Part of a data file
--- START ---

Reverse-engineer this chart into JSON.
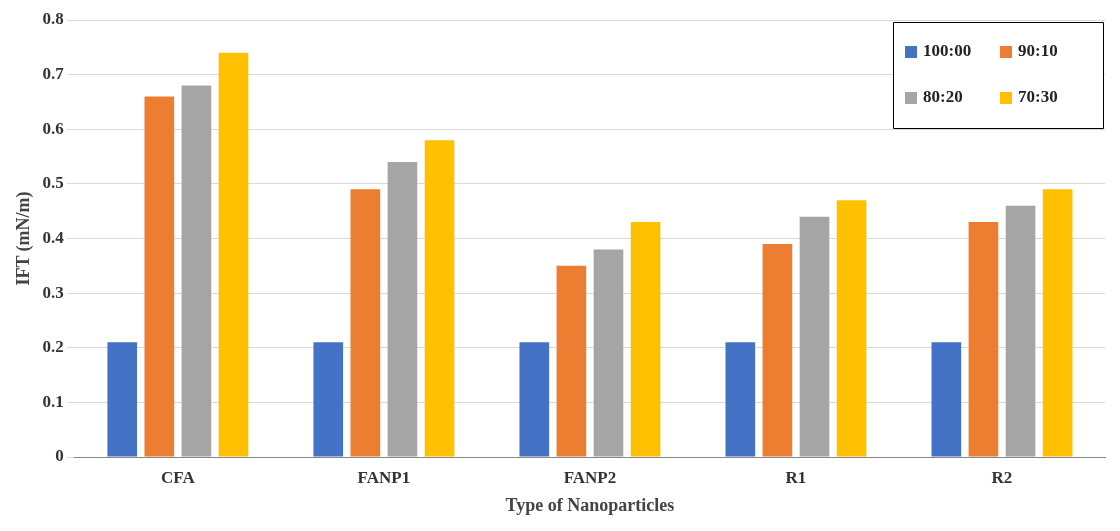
{
  "chart_data": {
    "type": "bar",
    "xlabel": "Type of Nanoparticles",
    "ylabel": "IFT (mN/m)",
    "categories": [
      "CFA",
      "FANP1",
      "FANP2",
      "R1",
      "R2"
    ],
    "series": [
      {
        "name": "100:00",
        "color": "#4472c4",
        "values": [
          0.21,
          0.21,
          0.21,
          0.21,
          0.21
        ]
      },
      {
        "name": "90:10",
        "color": "#ed7d31",
        "values": [
          0.66,
          0.49,
          0.35,
          0.39,
          0.43
        ]
      },
      {
        "name": "80:20",
        "color": "#a5a5a5",
        "values": [
          0.68,
          0.54,
          0.38,
          0.44,
          0.46
        ]
      },
      {
        "name": "70:30",
        "color": "#ffc000",
        "values": [
          0.74,
          0.58,
          0.43,
          0.47,
          0.49
        ]
      }
    ],
    "ylim": [
      0,
      0.8
    ],
    "yticks": [
      0,
      0.1,
      0.2,
      0.3,
      0.4,
      0.5,
      0.6,
      0.7,
      0.8
    ],
    "grid": "y",
    "legend": "top right"
  }
}
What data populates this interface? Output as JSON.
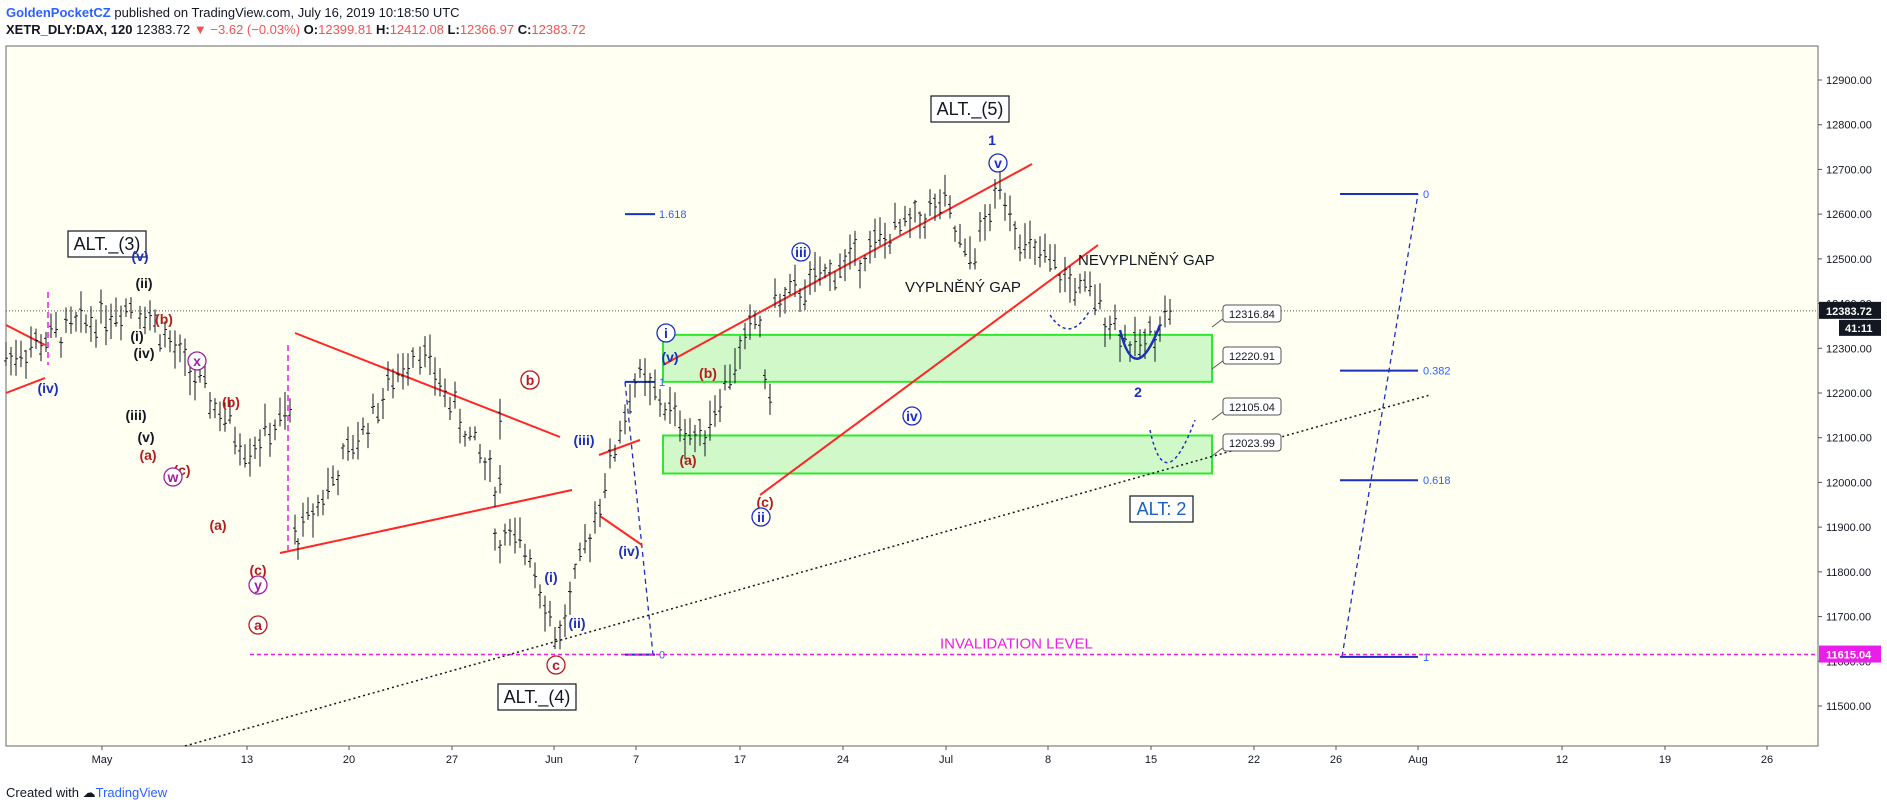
{
  "header": {
    "line1_author": "GoldenPocketCZ",
    "line1_rest": "published on TradingView.com, July 16, 2019 10:18:50 UTC",
    "symbol": "XETR_DLY:DAX, 120",
    "last": "12383.72",
    "change": "▼ −3.62 (−0.03%)",
    "o_label": "O:",
    "o_value": "12399.81",
    "h_label": "H:",
    "h_value": "12412.08",
    "l_label": "L:",
    "l_value": "12366.97",
    "c_label": "C:",
    "c_value": "12383.72"
  },
  "footer": {
    "created_with": "Created with",
    "brand": "TradingView"
  },
  "colors": {
    "candle": "#131722",
    "red": "#ff2626",
    "blue": "#1c2fbf",
    "magenta": "#e91ee9",
    "zone_fill": "#b9f5b0",
    "zone_stroke": "#2ee82e",
    "darkred": "#b71c1c",
    "price_tag": "#131722",
    "invalidation_tag": "#e91ee9"
  },
  "chart_data": {
    "type": "candlestick",
    "title": "",
    "ylim": [
      11400,
      12950
    ],
    "y_ticks": [
      "12900.00",
      "12800.00",
      "12700.00",
      "12600.00",
      "12500.00",
      "12400.00",
      "12300.00",
      "12200.00",
      "12100.00",
      "12000.00",
      "11900.00",
      "11800.00",
      "11700.00",
      "11600.00",
      "11500.00"
    ],
    "x_ticks": [
      "May",
      "13",
      "20",
      "27",
      "Jun",
      "7",
      "17",
      "24",
      "Jul",
      "8",
      "15",
      "22",
      "26",
      "Aug",
      "12",
      "19",
      "26"
    ],
    "grid": false,
    "last_price": "12383.72",
    "countdown": "41:11",
    "invalidation_price": "11615.04",
    "invalidation_label": "INVALIDATION LEVEL",
    "support_zones": [
      {
        "top": 12330,
        "bottom": 12225
      },
      {
        "top": 12105,
        "bottom": 12020
      }
    ],
    "price_callouts": [
      "12316.84",
      "12220.91",
      "12105.04",
      "12023.99"
    ],
    "fib_left": [
      {
        "label": "1.618",
        "price": 12600
      },
      {
        "label": "1",
        "price": 12225
      },
      {
        "label": "0",
        "price": 11615
      }
    ],
    "fib_right": [
      {
        "label": "0",
        "price": 12645
      },
      {
        "label": "0.382",
        "price": 12250
      },
      {
        "label": "0.618",
        "price": 12005
      },
      {
        "label": "1",
        "price": 11610
      }
    ],
    "text_notes": [
      "VYPLNĚNÝ GAP",
      "NEVYPLNĚNÝ GAP"
    ],
    "boxed_labels": [
      "ALT._(3)",
      "ALT._(4)",
      "ALT._(5)",
      "ALT: 2"
    ],
    "wave_labels": [
      "(iv)",
      "(v)",
      "(ii)",
      "(i)",
      "(iv)",
      "(iii)",
      "(v)",
      "(b)",
      "(a)",
      "(c)",
      "x",
      "w",
      "(b)",
      "(a)",
      "(c)",
      "y",
      "a",
      "(b)",
      "b",
      "(iii)",
      "(i)",
      "(ii)",
      "(iv)",
      "c",
      "i",
      "(v)",
      "(b)",
      "(a)",
      "(c)",
      "ii",
      "iii",
      "iv",
      "v",
      "1",
      "2"
    ],
    "series": [
      {
        "name": "DAX 120m",
        "type": "ohlc_bars",
        "segments": [
          {
            "from": 12280,
            "to": 12400
          },
          {
            "from": 12400,
            "to": 12080
          },
          {
            "from": 12080,
            "to": 12150
          },
          {
            "from": 12150,
            "to": 11880
          },
          {
            "from": 11880,
            "to": 12300
          },
          {
            "from": 12300,
            "to": 12000
          },
          {
            "from": 12000,
            "to": 12140
          },
          {
            "from": 12140,
            "to": 12020
          },
          {
            "from": 11880,
            "to": 11850
          },
          {
            "from": 11850,
            "to": 11660
          },
          {
            "from": 11660,
            "to": 12230
          },
          {
            "from": 12230,
            "to": 12100
          },
          {
            "from": 12100,
            "to": 12360
          },
          {
            "from": 12360,
            "to": 12210
          },
          {
            "from": 12210,
            "to": 12400
          },
          {
            "from": 12400,
            "to": 12620
          },
          {
            "from": 12620,
            "to": 12500
          },
          {
            "from": 12500,
            "to": 12650
          },
          {
            "from": 12650,
            "to": 12520
          },
          {
            "from": 12520,
            "to": 12420
          },
          {
            "from": 12420,
            "to": 12300
          },
          {
            "from": 12300,
            "to": 12390
          }
        ]
      }
    ]
  }
}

--- END ---

• [JOB]:
Quote every record above exactly, omitting any pictures they contain.

• [SOLUTION]:
Reverse-engineer this chart into JSON.
{
  "chart_data": {
    "type": "bar",
    "xlabel": "Type of Nanoparticles",
    "ylabel": "IFT (mN/m)",
    "categories": [
      "CFA",
      "FANP1",
      "FANP2",
      "R1",
      "R2"
    ],
    "series": [
      {
        "name": "100:00",
        "color": "#4472c4",
        "values": [
          0.21,
          0.21,
          0.21,
          0.21,
          0.21
        ]
      },
      {
        "name": "90:10",
        "color": "#ed7d31",
        "values": [
          0.66,
          0.49,
          0.35,
          0.39,
          0.43
        ]
      },
      {
        "name": "80:20",
        "color": "#a5a5a5",
        "values": [
          0.68,
          0.54,
          0.38,
          0.44,
          0.46
        ]
      },
      {
        "name": "70:30",
        "color": "#ffc000",
        "values": [
          0.74,
          0.58,
          0.43,
          0.47,
          0.49
        ]
      }
    ],
    "ylim": [
      0,
      0.8
    ],
    "yticks": [
      0,
      0.1,
      0.2,
      0.3,
      0.4,
      0.5,
      0.6,
      0.7,
      0.8
    ],
    "grid": "y",
    "legend": "top right"
  }
}
What data populates this interface? Output as JSON.
{
  "header": {
    "line1_author": "GoldenPocketCZ",
    "line1_rest": "published on TradingView.com, July 16, 2019 10:18:50 UTC",
    "symbol": "XETR_DLY:DAX, 120",
    "last": "12383.72",
    "change": "▼ −3.62 (−0.03%)",
    "o_label": "O:",
    "o_value": "12399.81",
    "h_label": "H:",
    "h_value": "12412.08",
    "l_label": "L:",
    "l_value": "12366.97",
    "c_label": "C:",
    "c_value": "12383.72"
  },
  "footer": {
    "created_with": "Created with",
    "brand": "TradingView"
  },
  "colors": {
    "candle": "#131722",
    "red": "#ff2626",
    "blue": "#1c2fbf",
    "magenta": "#e91ee9",
    "zone_fill": "#b9f5b0",
    "zone_stroke": "#2ee82e",
    "darkred": "#b71c1c",
    "price_tag": "#131722",
    "invalidation_tag": "#e91ee9"
  },
  "chart_data": {
    "type": "candlestick",
    "title": "",
    "ylim": [
      11400,
      12950
    ],
    "y_ticks": [
      "12900.00",
      "12800.00",
      "12700.00",
      "12600.00",
      "12500.00",
      "12400.00",
      "12300.00",
      "12200.00",
      "12100.00",
      "12000.00",
      "11900.00",
      "11800.00",
      "11700.00",
      "11600.00",
      "11500.00"
    ],
    "x_ticks": [
      "May",
      "13",
      "20",
      "27",
      "Jun",
      "7",
      "17",
      "24",
      "Jul",
      "8",
      "15",
      "22",
      "26",
      "Aug",
      "12",
      "19",
      "26"
    ],
    "grid": false,
    "last_price": "12383.72",
    "countdown": "41:11",
    "invalidation_price": "11615.04",
    "invalidation_label": "INVALIDATION LEVEL",
    "support_zones": [
      {
        "top": 12330,
        "bottom": 12225
      },
      {
        "top": 12105,
        "bottom": 12020
      }
    ],
    "price_callouts": [
      "12316.84",
      "12220.91",
      "12105.04",
      "12023.99"
    ],
    "fib_left": [
      {
        "label": "1.618",
        "price": 12600
      },
      {
        "label": "1",
        "price": 12225
      },
      {
        "label": "0",
        "price": 11615
      }
    ],
    "fib_right": [
      {
        "label": "0",
        "price": 12645
      },
      {
        "label": "0.382",
        "price": 12250
      },
      {
        "label": "0.618",
        "price": 12005
      },
      {
        "label": "1",
        "price": 11610
      }
    ],
    "text_notes": [
      "VYPLNĚNÝ GAP",
      "NEVYPLNĚNÝ GAP"
    ],
    "boxed_labels": [
      "ALT._(3)",
      "ALT._(4)",
      "ALT._(5)",
      "ALT: 2"
    ],
    "wave_labels": [
      "(iv)",
      "(v)",
      "(ii)",
      "(i)",
      "(iv)",
      "(iii)",
      "(v)",
      "(b)",
      "(a)",
      "(c)",
      "x",
      "w",
      "(b)",
      "(a)",
      "(c)",
      "y",
      "a",
      "(b)",
      "b",
      "(iii)",
      "(i)",
      "(ii)",
      "(iv)",
      "c",
      "i",
      "(v)",
      "(b)",
      "(a)",
      "(c)",
      "ii",
      "iii",
      "iv",
      "v",
      "1",
      "2"
    ],
    "series": [
      {
        "name": "DAX 120m",
        "type": "ohlc_bars",
        "segments": [
          {
            "from": 12280,
            "to": 12400
          },
          {
            "from": 12400,
            "to": 12080
          },
          {
            "from": 12080,
            "to": 12150
          },
          {
            "from": 12150,
            "to": 11880
          },
          {
            "from": 11880,
            "to": 12300
          },
          {
            "from": 12300,
            "to": 12000
          },
          {
            "from": 12000,
            "to": 12140
          },
          {
            "from": 12140,
            "to": 12020
          },
          {
            "from": 11880,
            "to": 11850
          },
          {
            "from": 11850,
            "to": 11660
          },
          {
            "from": 11660,
            "to": 12230
          },
          {
            "from": 12230,
            "to": 12100
          },
          {
            "from": 12100,
            "to": 12360
          },
          {
            "from": 12360,
            "to": 12210
          },
          {
            "from": 12210,
            "to": 12400
          },
          {
            "from": 12400,
            "to": 12620
          },
          {
            "from": 12620,
            "to": 12500
          },
          {
            "from": 12500,
            "to": 12650
          },
          {
            "from": 12650,
            "to": 12520
          },
          {
            "from": 12520,
            "to": 12420
          },
          {
            "from": 12420,
            "to": 12300
          },
          {
            "from": 12300,
            "to": 12390
          }
        ]
      }
    ]
  }
}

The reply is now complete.